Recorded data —
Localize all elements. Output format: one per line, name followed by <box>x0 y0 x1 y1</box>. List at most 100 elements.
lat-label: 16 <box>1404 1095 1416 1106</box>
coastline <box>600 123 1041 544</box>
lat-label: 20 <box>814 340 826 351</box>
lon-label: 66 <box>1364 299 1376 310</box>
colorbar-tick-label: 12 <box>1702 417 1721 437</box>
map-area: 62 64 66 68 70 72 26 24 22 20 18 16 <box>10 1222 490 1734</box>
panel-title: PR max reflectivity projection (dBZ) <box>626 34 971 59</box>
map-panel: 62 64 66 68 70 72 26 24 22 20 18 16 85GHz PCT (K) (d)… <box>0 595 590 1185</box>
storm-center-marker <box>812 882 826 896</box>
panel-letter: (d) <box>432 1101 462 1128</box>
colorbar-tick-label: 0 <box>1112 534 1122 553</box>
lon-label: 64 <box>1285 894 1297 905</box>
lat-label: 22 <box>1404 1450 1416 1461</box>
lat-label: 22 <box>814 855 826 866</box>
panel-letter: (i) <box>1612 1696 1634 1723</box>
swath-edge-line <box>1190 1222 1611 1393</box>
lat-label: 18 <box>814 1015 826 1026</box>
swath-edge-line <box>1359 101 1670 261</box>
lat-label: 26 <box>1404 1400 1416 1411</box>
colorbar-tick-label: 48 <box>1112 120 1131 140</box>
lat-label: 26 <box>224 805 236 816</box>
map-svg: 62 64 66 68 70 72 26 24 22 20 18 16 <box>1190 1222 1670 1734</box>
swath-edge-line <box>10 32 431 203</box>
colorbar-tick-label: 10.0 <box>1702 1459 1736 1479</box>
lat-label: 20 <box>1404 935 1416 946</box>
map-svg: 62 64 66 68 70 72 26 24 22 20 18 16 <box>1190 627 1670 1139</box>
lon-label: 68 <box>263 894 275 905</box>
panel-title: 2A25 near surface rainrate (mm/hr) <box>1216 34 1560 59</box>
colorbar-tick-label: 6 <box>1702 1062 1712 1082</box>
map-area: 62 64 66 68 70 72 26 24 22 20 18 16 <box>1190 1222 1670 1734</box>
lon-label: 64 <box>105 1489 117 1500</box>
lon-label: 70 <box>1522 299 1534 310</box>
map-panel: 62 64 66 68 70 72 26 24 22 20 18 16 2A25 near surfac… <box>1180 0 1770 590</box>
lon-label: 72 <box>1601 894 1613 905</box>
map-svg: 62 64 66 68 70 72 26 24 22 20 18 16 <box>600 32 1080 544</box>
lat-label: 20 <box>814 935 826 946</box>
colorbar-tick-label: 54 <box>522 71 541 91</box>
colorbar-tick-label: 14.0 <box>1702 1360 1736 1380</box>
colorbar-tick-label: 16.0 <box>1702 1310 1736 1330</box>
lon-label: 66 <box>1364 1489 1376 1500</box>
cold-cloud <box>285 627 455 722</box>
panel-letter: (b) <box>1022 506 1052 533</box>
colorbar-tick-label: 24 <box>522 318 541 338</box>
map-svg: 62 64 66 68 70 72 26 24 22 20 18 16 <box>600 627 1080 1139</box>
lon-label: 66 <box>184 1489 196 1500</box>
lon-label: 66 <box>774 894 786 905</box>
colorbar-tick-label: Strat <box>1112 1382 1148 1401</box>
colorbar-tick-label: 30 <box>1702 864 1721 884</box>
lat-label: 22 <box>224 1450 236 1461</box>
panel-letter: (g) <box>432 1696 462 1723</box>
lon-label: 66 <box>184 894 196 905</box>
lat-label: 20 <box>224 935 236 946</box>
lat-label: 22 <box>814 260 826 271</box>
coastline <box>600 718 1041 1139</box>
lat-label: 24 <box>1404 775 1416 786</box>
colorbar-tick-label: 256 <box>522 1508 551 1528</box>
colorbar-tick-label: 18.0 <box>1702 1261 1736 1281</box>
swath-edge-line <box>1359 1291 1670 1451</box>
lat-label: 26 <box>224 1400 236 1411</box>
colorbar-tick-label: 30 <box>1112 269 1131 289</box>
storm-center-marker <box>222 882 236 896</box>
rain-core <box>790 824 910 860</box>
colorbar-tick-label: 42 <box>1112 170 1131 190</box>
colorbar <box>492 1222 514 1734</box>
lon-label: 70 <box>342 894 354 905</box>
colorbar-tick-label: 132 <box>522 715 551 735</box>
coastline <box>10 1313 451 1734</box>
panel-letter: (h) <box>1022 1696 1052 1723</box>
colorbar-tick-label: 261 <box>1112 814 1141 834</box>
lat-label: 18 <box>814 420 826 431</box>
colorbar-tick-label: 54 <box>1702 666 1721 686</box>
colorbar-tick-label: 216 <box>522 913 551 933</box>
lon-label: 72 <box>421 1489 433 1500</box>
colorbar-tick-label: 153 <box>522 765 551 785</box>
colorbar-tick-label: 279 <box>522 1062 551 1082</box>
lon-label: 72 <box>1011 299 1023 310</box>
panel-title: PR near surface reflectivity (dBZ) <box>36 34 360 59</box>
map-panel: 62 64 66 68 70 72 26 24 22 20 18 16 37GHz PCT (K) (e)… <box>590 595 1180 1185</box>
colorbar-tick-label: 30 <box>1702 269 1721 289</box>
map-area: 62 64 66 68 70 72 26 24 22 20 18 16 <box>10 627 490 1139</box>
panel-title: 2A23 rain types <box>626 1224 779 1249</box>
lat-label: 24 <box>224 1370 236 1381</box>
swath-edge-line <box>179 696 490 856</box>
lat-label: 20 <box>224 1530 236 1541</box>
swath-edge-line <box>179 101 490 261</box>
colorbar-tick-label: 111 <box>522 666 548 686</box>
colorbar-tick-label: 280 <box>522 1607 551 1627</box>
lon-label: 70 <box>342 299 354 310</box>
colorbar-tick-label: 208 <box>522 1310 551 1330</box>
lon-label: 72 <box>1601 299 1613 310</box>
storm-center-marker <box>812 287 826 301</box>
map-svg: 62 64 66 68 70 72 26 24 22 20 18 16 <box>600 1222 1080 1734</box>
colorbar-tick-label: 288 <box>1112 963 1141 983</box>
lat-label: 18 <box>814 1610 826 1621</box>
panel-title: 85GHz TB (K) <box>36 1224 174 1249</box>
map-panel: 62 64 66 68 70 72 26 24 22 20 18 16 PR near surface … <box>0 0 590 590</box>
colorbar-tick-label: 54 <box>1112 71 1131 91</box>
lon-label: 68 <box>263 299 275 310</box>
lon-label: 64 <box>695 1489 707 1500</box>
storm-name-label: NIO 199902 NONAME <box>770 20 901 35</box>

Given instruction — Extract the lines starting at the first line and ending at the line containing "lat-label: 20 <box>814 340 826 351</box>", both included, and copy each one without any change.

Full output —
Localize all elements. Output format: one per line, name followed by <box>x0 y0 x1 y1</box>. List at most 100 elements.
lat-label: 16 <box>1404 1095 1416 1106</box>
coastline <box>600 123 1041 544</box>
lat-label: 20 <box>814 340 826 351</box>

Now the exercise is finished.